Given text >>
◆ ◆ ◆

Finetune the German BERT
------------------------

Our first approach is to finetune the `German BERT
model <https://www.deepset.ai/german-bert>`__ pretrained by deepset.
Since AutoGluon Text integrates with the
`Huggingface/Transformers <https://huggingface.co/docs/transformers/index>`__
(as explained in :ref:`sec_textprediction_customization`), we directly
load the German BERT model via Huggingface/Transformers, with the key as
`bert-base-german-cased <https://huggingface.co/bert-base-german-cased>`__.
To simplify the experiment, we also just finetune for 4 epochs.

.. code:: python

    from autogluon.text import TextPredictor
    
    predictor = TextPredictor(label='label')
    predictor.fit(train_de_df,
                  hyperparameters={
                      'model.hf_text.checkpoint_name': 'bert-base-german-cased',
                      'optimization.max_epochs': 4
                  })


.. parsed-literal::
    :class: output

    Global seed set to 123


.. parsed-literal::
    :class: output

    Downloading:   0%|          | 0.00/29.0 [00:00<?, ?B/s]


.. parsed-literal::
    :class: output

    Downloading:   0%|          | 0.00/433 [00:00<?, ?B/s]


.. parsed-literal::
    :class: output

    Downloading:   0%|          | 0.00/249k [00:00<?, ?B/s]


.. parsed-literal::
    :class: output

    Downloading:   0%|          | 0.00/474k [00:00<?, ?B/s]


.. parsed-literal::
    :class: output

    Downloading:   0%|          | 0.00/419M [00:00<?, ?B/s]


.. parsed-literal::
    :class: output

    Auto select gpus: [0]
    Using 16bit native Automatic Mixed Precision (AMP)
    GPU available: True, used: True
    TPU available: False, using: 0 TPU cores
    IPU available: False, using: 0 IPUs
    HPU available: False, using: 0 HPUs
    LOCAL_RANK: 0 - CUDA_VISIBLE_DEVICES: [0]
    
      | Name              | Type                         | Params
    -------------------------------------------------------------------
    0 | model             | HFAutoModelForTextPrediction | 109 M 
    1 | validation_metric | AUROC                        | 0     
    2 | loss_func         | CrossEntropyLoss             | 0     
    -------------------------------------------------------------------
    109 M     Trainable params
    0         Non-trainable params
    109 M     Total params
    218.166   Total estimated model params size (MB)

◆ ◆ ◆

Work to complete >> Reproduce the stretch of the German BERT finetuning text from "To simplify the" through "predictor = TextPredictor(label='label')", updating "experiment" to "training run". The items are not needed here.

◆ ◆ ◆

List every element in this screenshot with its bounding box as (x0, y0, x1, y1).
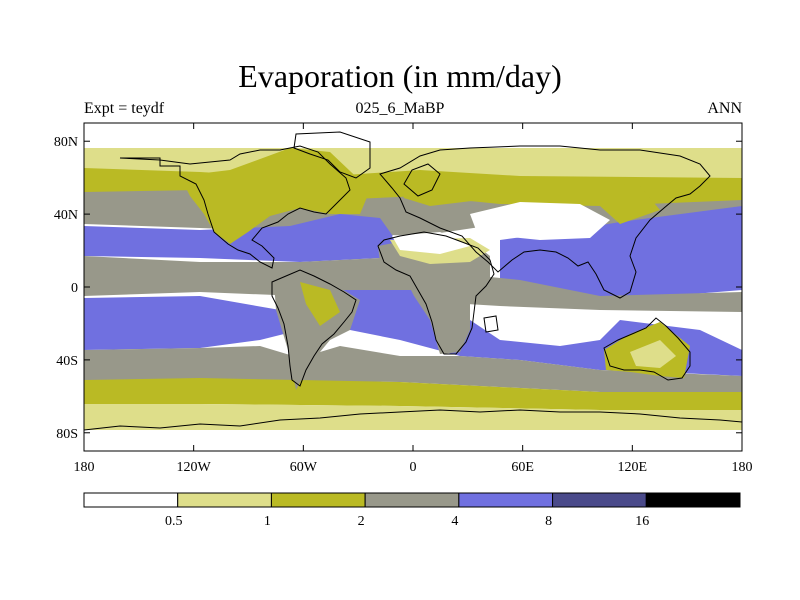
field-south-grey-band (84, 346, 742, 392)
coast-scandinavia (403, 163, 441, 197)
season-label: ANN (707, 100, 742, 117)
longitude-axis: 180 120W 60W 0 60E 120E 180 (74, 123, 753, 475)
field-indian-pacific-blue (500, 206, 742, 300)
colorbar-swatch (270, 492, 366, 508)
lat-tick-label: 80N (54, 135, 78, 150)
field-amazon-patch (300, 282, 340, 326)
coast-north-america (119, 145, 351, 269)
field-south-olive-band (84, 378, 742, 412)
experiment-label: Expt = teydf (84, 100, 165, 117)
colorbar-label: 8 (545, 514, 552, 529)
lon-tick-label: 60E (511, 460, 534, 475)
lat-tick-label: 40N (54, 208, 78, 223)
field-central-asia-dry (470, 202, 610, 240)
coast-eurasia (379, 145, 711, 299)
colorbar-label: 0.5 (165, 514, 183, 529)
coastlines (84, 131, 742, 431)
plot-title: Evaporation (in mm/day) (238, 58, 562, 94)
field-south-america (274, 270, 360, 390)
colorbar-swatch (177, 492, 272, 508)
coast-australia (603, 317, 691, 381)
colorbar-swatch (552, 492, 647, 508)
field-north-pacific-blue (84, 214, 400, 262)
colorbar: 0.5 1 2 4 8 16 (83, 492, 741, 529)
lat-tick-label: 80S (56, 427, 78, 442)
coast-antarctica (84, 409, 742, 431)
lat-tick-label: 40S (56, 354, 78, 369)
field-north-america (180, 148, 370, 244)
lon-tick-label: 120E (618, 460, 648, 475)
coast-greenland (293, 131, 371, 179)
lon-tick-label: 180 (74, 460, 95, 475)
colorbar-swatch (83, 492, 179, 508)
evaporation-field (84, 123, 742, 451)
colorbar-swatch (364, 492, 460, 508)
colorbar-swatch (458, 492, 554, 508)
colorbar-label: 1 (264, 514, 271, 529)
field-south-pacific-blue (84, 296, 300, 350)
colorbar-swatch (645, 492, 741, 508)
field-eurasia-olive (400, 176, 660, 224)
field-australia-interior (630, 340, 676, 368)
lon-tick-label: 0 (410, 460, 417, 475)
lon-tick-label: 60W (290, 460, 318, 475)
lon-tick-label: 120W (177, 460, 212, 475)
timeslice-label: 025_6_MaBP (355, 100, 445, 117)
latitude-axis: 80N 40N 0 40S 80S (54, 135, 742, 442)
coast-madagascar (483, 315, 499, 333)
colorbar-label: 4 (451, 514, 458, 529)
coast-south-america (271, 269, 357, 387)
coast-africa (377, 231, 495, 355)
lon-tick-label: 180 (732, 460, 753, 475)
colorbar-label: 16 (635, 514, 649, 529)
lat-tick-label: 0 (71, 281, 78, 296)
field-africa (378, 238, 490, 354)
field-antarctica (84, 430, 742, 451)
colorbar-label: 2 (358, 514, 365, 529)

◆ ◆ ◆

Written response >>
To simplify the training run, we also just finetune for 4 epochs.

.. code:: python

    from autogluon.text import TextPredictor
    
    predictor = TextPredictor(label='label')